● **Exercise directions**
Your task is to repeat all of the material exactly.

Extracted records
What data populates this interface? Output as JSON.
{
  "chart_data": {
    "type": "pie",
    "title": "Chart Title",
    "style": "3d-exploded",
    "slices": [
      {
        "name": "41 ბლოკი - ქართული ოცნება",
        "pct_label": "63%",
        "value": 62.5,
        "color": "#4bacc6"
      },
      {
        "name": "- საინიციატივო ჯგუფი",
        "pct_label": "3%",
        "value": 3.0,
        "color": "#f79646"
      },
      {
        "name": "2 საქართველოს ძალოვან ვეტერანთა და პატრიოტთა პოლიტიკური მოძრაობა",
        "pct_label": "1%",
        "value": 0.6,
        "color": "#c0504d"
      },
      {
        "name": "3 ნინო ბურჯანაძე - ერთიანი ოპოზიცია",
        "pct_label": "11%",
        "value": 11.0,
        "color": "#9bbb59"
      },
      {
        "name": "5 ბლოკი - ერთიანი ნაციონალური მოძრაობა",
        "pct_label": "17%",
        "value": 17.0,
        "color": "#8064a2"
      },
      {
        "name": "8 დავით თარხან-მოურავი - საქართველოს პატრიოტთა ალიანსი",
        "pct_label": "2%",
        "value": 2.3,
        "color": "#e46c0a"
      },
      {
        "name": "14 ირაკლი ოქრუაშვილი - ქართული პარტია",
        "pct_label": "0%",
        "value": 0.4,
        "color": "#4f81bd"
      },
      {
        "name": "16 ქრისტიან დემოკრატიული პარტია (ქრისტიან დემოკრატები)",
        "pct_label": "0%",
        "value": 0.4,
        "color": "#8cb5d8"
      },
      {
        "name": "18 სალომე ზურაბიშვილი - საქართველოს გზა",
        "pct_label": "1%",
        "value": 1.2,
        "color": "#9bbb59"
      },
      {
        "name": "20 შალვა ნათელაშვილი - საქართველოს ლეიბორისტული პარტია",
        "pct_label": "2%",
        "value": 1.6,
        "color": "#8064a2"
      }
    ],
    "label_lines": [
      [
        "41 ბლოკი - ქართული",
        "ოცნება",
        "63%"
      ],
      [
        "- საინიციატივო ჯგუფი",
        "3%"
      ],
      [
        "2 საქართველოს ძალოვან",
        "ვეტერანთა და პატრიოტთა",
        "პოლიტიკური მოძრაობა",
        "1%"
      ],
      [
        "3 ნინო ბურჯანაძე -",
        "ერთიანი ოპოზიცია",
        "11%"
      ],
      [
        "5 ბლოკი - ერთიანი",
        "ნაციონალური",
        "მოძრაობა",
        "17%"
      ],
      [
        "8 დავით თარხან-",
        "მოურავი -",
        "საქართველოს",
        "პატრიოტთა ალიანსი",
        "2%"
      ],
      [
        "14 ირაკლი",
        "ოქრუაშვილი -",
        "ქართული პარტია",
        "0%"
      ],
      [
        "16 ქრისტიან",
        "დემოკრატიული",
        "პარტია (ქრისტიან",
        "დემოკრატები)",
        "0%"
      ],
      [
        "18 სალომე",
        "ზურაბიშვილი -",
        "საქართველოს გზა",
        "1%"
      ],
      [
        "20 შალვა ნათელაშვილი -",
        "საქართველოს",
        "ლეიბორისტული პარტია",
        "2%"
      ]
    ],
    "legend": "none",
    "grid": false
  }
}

● **Finished exercise**
What data populates this interface? Output as JSON.
{
  "chart_data": {
    "type": "pie",
    "title": "Chart Title",
    "style": "3d-exploded",
    "slices": [
      {
        "name": "41 ბლოკი - ქართული ოცნება",
        "pct_label": "63%",
        "value": 62.5,
        "color": "#4bacc6"
      },
      {
        "name": "- საინიციატივო ჯგუფი",
        "pct_label": "3%",
        "value": 3.0,
        "color": "#f79646"
      },
      {
        "name": "2 საქართველოს ძალოვან ვეტერანთა და პატრიოტთა პოლიტიკური მოძრაობა",
        "pct_label": "1%",
        "value": 0.6,
        "color": "#c0504d"
      },
      {
        "name": "3 ნინო ბურჯანაძე - ერთიანი ოპოზიცია",
        "pct_label": "11%",
        "value": 11.0,
        "color": "#9bbb59"
      },
      {
        "name": "5 ბლოკი - ერთიანი ნაციონალური მოძრაობა",
        "pct_label": "17%",
        "value": 17.0,
        "color": "#8064a2"
      },
      {
        "name": "8 დავით თარხან-მოურავი - საქართველოს პატრიოტთა ალიანსი",
        "pct_label": "2%",
        "value": 2.3,
        "color": "#e46c0a"
      },
      {
        "name": "14 ირაკლი ოქრუაშვილი - ქართული პარტია",
        "pct_label": "0%",
        "value": 0.4,
        "color": "#4f81bd"
      },
      {
        "name": "16 ქრისტიან დემოკრატიული პარტია (ქრისტიან დემოკრატები)",
        "pct_label": "0%",
        "value": 0.4,
        "color": "#8cb5d8"
      },
      {
        "name": "18 სალომე ზურაბიშვილი - საქართველოს გზა",
        "pct_label": "1%",
        "value": 1.2,
        "color": "#9bbb59"
      },
      {
        "name": "20 შალვა ნათელაშვილი - საქართველოს ლეიბორისტული პარტია",
        "pct_label": "2%",
        "value": 1.6,
        "color": "#8064a2"
      }
    ],
    "label_lines": [
      [
        "41 ბლოკი - ქართული",
        "ოცნება",
        "63%"
      ],
      [
        "- საინიციატივო ჯგუფი",
        "3%"
      ],
      [
        "2 საქართველოს ძალოვან",
        "ვეტერანთა და პატრიოტთა",
        "პოლიტიკური მოძრაობა",
        "1%"
      ],
      [
        "3 ნინო ბურჯანაძე -",
        "ერთიანი ოპოზიცია",
        "11%"
      ],
      [
        "5 ბლოკი - ერთიანი",
        "ნაციონალური",
        "მოძრაობა",
        "17%"
      ],
      [
        "8 დავით თარხან-",
        "მოურავი -",
        "საქართველოს",
        "პატრიოტთა ალიანსი",
        "2%"
      ],
      [
        "14 ირაკლი",
        "ოქრუაშვილი -",
        "ქართული პარტია",
        "0%"
      ],
      [
        "16 ქრისტიან",
        "დემოკრატიული",
        "პარტია (ქრისტიან",
        "დემოკრატები)",
        "0%"
      ],
      [
        "18 სალომე",
        "ზურაბიშვილი -",
        "საქართველოს გზა",
        "1%"
      ],
      [
        "20 შალვა ნათელაშვილი -",
        "საქართველოს",
        "ლეიბორისტული პარტია",
        "2%"
      ]
    ],
    "legend": "none",
    "grid": false
  }
}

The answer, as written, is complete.